START STORED DATA

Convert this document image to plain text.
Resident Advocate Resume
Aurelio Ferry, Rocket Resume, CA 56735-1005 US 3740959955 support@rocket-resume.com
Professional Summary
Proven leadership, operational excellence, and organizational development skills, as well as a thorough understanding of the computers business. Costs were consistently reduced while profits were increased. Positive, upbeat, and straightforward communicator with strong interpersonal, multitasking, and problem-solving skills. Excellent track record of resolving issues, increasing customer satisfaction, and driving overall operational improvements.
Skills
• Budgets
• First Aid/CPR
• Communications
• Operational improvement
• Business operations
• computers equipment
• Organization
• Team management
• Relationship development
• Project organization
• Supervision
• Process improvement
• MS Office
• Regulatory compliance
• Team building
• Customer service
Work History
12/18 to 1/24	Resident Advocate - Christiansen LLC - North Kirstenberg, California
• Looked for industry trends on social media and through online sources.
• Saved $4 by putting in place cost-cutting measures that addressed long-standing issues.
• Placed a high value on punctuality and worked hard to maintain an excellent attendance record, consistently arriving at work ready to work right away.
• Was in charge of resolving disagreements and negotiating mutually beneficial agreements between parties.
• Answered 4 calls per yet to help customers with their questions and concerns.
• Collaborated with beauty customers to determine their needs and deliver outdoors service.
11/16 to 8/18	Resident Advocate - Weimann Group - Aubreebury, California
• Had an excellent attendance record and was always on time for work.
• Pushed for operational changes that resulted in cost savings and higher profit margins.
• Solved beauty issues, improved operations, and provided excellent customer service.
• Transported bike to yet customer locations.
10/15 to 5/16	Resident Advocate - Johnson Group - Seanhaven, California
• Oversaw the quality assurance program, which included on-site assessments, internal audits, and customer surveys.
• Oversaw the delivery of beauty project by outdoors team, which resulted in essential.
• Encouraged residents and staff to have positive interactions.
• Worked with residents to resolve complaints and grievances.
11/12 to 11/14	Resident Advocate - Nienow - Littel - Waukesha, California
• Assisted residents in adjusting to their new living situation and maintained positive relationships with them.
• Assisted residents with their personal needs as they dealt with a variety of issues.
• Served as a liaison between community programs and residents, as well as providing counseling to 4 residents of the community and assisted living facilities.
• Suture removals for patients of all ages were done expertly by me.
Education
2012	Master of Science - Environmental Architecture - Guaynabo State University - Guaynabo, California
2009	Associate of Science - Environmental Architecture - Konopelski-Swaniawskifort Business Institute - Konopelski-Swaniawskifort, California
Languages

END STORED DATA

**PROBLEM STATEMENT**
Copy the records out again word for word.

**TASK RESULT**
Convert this document image to plain text.
Resident Advocate Resume
Aurelio Ferry, Rocket Resume, CA 56735-1005 US 3740959955 support@rocket-resume.com
Professional Summary
Proven leadership, operational excellence, and organizational development skills, as well as a thorough understanding of the computers business. Costs were consistently reduced while profits were increased. Positive, upbeat, and straightforward communicator with strong interpersonal, multitasking, and problem-solving skills. Excellent track record of resolving issues, increasing customer satisfaction, and driving overall operational improvements.
Skills
• Budgets
• First Aid/CPR
• Communications
• Operational improvement
• Business operations
• computers equipment
• Organization
• Team management
• Relationship development
• Project organization
• Supervision
• Process improvement
• MS Office
• Regulatory compliance
• Team building
• Customer service
Work History
12/18 to 1/24	Resident Advocate - Christiansen LLC - North Kirstenberg, California
• Looked for industry trends on social media and through online sources.
• Saved $4 by putting in place cost-cutting measures that addressed long-standing issues.
• Placed a high value on punctuality and worked hard to maintain an excellent attendance record, consistently arriving at work ready to work right away.
• Was in charge of resolving disagreements and negotiating mutually beneficial agreements between parties.
• Answered 4 calls per yet to help customers with their questions and concerns.
• Collaborated with beauty customers to determine their needs and deliver outdoors service.
11/16 to 8/18	Resident Advocate - Weimann Group - Aubreebury, California
• Had an excellent attendance record and was always on time for work.
• Pushed for operational changes that resulted in cost savings and higher profit margins.
• Solved beauty issues, improved operations, and provided excellent customer service.
• Transported bike to yet customer locations.
10/15 to 5/16	Resident Advocate - Johnson Group - Seanhaven, California
• Oversaw the quality assurance program, which included on-site assessments, internal audits, and customer surveys.
• Oversaw the delivery of beauty project by outdoors team, which resulted in essential.
• Encouraged residents and staff to have positive interactions.
• Worked with residents to resolve complaints and grievances.
11/12 to 11/14	Resident Advocate - Nienow - Littel - Waukesha, California
• Assisted residents in adjusting to their new living situation and maintained positive relationships with them.
• Assisted residents with their personal needs as they dealt with a variety of issues.
• Served as a liaison between community programs and residents, as well as providing counseling to 4 residents of the community and assisted living facilities.
• Suture removals for patients of all ages were done expertly by me.
Education
2012	Master of Science - Environmental Architecture - Guaynabo State University - Guaynabo, California
2009	Associate of Science - Environmental Architecture - Konopelski-Swaniawskifort Business Institute - Konopelski-Swaniawskifort, California
Languages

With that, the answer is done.